— Dataset records —
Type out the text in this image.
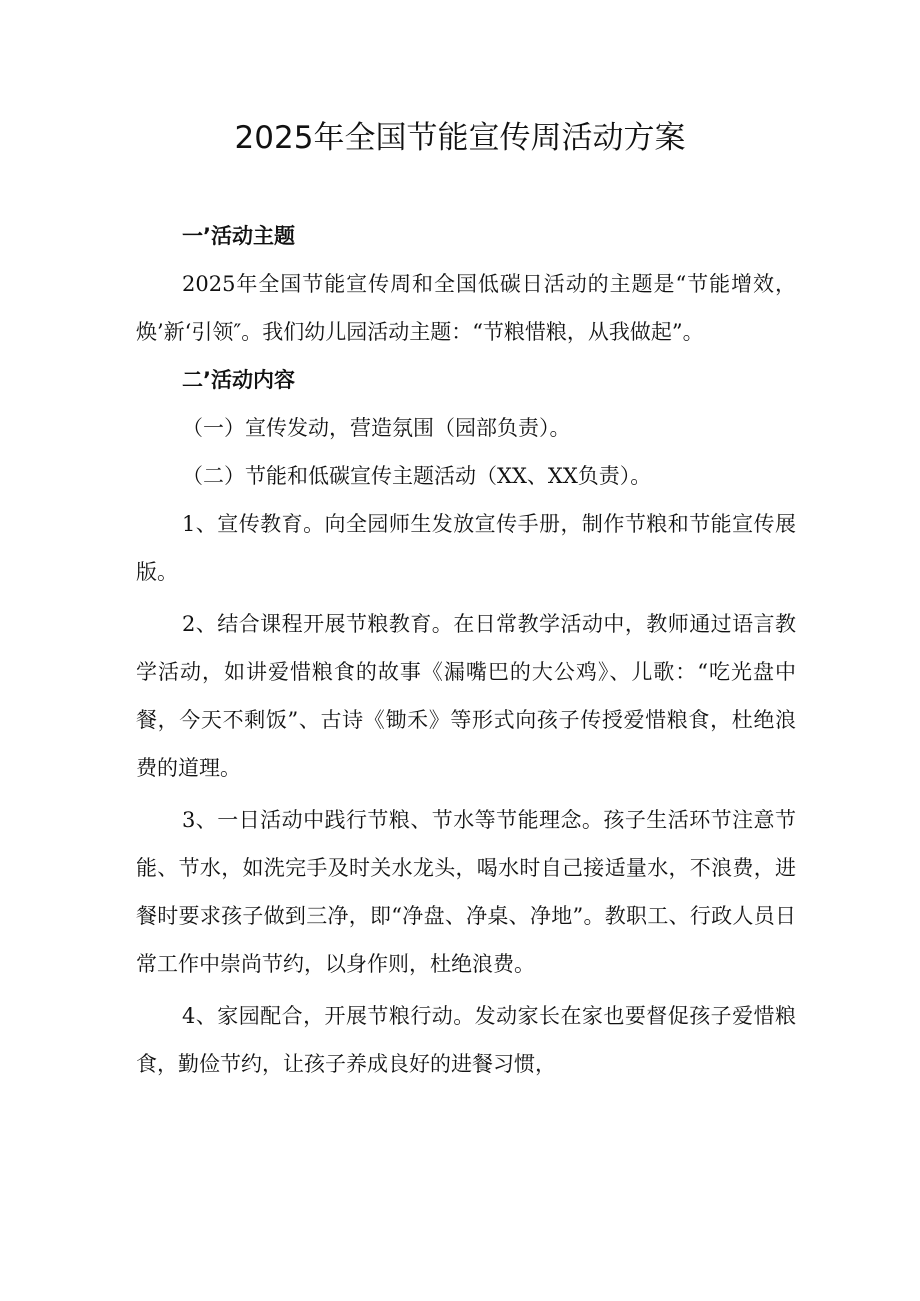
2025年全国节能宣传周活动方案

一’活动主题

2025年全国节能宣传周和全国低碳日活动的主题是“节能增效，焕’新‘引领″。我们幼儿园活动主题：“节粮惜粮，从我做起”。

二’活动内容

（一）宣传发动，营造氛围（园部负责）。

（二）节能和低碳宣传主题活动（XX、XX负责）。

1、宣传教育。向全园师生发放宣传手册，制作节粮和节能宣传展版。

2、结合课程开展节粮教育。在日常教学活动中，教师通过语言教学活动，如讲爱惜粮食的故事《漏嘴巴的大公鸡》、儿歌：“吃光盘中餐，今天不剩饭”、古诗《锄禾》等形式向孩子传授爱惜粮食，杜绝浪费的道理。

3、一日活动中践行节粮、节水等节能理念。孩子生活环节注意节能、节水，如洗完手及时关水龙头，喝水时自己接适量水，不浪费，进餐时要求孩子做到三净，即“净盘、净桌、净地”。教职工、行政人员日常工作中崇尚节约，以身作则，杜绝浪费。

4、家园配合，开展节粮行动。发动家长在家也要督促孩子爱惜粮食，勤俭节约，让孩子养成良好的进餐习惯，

— Direction —
Give the entries again word for word, but skip the pictures.

— Problem solution —
Type out the text in this image.
2025年全国节能宣传周活动方案

一’活动主题

2025年全国节能宣传周和全国低碳日活动的主题是“节能增效，焕’新‘引领″。我们幼儿园活动主题：“节粮惜粮，从我做起”。

二’活动内容

（一）宣传发动，营造氛围（园部负责）。

（二）节能和低碳宣传主题活动（XX、XX负责）。

1、宣传教育。向全园师生发放宣传手册，制作节粮和节能宣传展版。

2、结合课程开展节粮教育。在日常教学活动中，教师通过语言教学活动，如讲爱惜粮食的故事《漏嘴巴的大公鸡》、儿歌：“吃光盘中餐，今天不剩饭”、古诗《锄禾》等形式向孩子传授爱惜粮食，杜绝浪费的道理。

3、一日活动中践行节粮、节水等节能理念。孩子生活环节注意节能、节水，如洗完手及时关水龙头，喝水时自己接适量水，不浪费，进餐时要求孩子做到三净，即“净盘、净桌、净地”。教职工、行政人员日常工作中崇尚节约，以身作则，杜绝浪费。

4、家园配合，开展节粮行动。发动家长在家也要督促孩子爱惜粮食，勤俭节约，让孩子养成良好的进餐习惯，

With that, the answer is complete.